• WRITTEN TASK: Find the lines holding the string "zeit" in the data, then copy all of them.

(Data extracted from a collection)

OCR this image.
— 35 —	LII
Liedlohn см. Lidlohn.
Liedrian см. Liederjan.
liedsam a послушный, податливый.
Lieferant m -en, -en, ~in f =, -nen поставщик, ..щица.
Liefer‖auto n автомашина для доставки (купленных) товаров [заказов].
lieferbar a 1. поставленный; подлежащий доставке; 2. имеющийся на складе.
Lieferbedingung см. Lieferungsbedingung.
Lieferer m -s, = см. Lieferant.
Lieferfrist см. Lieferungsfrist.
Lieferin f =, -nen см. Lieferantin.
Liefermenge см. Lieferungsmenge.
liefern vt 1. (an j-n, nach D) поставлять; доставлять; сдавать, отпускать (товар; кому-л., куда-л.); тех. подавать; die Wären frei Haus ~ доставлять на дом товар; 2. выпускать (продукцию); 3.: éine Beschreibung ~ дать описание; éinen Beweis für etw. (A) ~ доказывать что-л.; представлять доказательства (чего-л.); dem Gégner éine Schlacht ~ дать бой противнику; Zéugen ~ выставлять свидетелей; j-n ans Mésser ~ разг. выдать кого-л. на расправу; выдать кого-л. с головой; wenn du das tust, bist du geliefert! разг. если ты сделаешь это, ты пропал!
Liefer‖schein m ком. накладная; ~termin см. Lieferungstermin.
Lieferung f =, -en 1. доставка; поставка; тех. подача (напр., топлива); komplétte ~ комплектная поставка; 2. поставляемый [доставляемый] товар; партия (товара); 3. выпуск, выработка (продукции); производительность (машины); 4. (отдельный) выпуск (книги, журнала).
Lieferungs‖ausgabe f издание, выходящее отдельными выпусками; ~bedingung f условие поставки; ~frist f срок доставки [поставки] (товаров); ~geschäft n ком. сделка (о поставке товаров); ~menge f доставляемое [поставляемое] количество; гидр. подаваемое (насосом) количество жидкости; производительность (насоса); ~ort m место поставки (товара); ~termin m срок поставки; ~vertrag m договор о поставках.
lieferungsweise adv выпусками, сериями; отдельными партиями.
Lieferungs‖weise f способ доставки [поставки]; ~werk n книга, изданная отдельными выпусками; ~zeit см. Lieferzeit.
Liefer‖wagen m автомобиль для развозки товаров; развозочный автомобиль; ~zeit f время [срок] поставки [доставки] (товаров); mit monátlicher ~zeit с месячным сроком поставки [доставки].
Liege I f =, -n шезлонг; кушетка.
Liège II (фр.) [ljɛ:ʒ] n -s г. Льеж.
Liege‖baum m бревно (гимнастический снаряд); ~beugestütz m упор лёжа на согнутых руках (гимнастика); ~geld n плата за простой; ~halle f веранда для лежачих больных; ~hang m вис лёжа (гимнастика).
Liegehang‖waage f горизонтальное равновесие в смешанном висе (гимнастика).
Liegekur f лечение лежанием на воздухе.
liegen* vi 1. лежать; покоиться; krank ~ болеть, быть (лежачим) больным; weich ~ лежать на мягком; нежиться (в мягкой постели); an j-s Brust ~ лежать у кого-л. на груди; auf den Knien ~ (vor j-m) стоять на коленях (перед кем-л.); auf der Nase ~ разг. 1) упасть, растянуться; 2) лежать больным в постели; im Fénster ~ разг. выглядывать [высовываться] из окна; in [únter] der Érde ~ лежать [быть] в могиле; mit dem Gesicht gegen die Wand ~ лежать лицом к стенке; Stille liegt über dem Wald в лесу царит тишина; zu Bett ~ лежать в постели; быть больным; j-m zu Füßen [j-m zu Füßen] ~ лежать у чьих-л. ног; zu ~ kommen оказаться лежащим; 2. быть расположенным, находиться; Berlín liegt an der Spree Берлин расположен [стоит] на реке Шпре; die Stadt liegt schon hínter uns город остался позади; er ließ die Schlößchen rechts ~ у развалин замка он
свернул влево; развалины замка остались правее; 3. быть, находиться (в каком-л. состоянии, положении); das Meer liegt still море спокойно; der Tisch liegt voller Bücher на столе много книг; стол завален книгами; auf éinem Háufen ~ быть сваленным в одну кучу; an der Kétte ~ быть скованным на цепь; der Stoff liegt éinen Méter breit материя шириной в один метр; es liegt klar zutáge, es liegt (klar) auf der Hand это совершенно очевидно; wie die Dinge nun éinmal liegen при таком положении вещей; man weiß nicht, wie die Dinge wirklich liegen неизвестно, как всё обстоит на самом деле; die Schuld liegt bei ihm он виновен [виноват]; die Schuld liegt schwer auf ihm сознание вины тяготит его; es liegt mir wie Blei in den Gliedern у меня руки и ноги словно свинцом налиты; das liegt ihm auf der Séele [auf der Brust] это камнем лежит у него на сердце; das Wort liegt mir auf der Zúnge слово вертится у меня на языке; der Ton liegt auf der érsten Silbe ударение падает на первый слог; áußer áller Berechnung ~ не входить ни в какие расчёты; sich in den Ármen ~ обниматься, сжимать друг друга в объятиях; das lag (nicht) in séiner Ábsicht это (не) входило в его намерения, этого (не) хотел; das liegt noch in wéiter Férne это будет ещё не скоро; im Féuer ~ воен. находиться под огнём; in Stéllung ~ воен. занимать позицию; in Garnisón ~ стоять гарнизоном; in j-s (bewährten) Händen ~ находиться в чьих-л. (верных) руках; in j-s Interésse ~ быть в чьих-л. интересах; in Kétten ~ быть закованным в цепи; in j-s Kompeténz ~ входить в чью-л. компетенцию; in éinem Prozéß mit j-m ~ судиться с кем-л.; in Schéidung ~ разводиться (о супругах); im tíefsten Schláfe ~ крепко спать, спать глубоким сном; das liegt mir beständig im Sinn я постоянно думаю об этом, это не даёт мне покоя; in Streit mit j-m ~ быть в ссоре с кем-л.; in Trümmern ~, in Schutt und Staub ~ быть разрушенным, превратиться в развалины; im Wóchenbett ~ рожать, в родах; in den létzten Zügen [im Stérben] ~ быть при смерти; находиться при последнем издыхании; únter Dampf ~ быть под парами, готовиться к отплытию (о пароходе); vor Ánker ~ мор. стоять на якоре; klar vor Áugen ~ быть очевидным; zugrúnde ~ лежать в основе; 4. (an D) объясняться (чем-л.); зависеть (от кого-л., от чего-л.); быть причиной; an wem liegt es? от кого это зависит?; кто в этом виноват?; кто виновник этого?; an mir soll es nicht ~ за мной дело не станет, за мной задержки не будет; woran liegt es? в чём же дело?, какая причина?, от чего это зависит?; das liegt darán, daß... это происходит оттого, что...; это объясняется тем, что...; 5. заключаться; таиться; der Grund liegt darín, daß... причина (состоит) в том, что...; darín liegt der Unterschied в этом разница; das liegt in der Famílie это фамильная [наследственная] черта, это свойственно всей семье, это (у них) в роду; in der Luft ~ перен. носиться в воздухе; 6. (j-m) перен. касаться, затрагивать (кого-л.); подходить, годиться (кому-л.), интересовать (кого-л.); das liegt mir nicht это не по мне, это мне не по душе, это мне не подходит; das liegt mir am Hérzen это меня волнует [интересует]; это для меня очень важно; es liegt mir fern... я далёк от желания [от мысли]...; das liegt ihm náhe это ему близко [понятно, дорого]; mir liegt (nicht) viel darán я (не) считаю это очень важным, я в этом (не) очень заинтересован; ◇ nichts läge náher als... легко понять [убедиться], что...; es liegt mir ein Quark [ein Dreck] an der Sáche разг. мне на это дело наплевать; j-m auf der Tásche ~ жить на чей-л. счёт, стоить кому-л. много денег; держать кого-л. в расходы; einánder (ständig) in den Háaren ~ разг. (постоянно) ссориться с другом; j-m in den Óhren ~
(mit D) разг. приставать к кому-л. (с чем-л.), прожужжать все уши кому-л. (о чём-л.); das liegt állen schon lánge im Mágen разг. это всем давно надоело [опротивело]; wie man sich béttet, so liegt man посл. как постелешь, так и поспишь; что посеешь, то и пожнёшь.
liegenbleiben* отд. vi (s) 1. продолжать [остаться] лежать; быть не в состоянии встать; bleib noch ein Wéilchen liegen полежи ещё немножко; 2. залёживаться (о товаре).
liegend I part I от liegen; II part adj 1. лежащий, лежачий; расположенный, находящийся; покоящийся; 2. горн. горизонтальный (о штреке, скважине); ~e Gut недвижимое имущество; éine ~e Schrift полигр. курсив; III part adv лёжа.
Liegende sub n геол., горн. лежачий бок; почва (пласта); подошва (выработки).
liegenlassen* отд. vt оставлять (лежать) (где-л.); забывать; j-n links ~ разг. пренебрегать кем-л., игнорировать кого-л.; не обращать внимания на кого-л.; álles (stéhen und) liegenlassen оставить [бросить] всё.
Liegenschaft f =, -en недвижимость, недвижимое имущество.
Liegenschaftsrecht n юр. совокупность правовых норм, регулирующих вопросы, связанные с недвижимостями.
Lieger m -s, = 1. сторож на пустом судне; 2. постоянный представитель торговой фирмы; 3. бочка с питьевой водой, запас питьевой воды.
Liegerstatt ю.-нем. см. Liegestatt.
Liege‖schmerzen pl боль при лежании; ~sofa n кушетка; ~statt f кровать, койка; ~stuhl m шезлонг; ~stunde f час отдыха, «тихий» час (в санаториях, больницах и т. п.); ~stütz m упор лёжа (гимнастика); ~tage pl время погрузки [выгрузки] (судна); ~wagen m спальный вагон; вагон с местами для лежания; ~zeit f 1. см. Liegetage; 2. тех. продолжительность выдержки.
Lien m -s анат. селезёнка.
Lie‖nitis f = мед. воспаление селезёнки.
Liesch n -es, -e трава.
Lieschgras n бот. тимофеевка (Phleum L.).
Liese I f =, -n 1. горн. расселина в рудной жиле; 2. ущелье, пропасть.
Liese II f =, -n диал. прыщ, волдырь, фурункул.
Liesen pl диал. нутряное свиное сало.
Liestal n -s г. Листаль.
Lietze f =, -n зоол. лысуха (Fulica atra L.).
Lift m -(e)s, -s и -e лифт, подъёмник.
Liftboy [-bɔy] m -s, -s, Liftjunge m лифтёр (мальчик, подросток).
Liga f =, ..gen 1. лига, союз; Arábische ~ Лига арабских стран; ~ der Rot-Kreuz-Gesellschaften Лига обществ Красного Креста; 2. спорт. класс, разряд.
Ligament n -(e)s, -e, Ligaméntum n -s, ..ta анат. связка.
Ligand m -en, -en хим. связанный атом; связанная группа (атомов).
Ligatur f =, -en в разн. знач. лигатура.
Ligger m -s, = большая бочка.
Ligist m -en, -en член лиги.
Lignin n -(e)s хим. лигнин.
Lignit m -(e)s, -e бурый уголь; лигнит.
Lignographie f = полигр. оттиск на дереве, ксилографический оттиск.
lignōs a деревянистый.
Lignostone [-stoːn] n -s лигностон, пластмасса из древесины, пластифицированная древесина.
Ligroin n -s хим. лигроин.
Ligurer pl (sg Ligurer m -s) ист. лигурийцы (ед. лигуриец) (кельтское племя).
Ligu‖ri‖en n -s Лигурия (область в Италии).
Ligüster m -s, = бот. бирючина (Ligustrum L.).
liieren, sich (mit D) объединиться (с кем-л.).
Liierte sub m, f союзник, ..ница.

• RESULT FOR THIS EXERCISE:
Lieferungs‖weise f способ доставки [поставки]; ~werk n книга, изданная отдельными выпусками; ~zeit см. Lieferzeit.
Liefer‖wagen m автомобиль для развозки товаров; развозочный автомобиль; ~zeit f время [срок] поставки [доставки] (товаров); mit monátlicher ~zeit с месячным сроком поставки [доставки].
Liege‖schmerzen pl боль при лежании; ~sofa n кушетка; ~statt f кровать, койка; ~stuhl m шезлонг; ~stunde f час отдыха, «тихий» час (в санаториях, больницах и т. п.); ~stütz m упор лёжа (гимнастика); ~tage pl время погрузки [выгрузки] (судна); ~wagen m спальный вагон; вагон с местами для лежания; ~zeit f 1. см. Liegetage; 2. тех. продолжительность выдержки.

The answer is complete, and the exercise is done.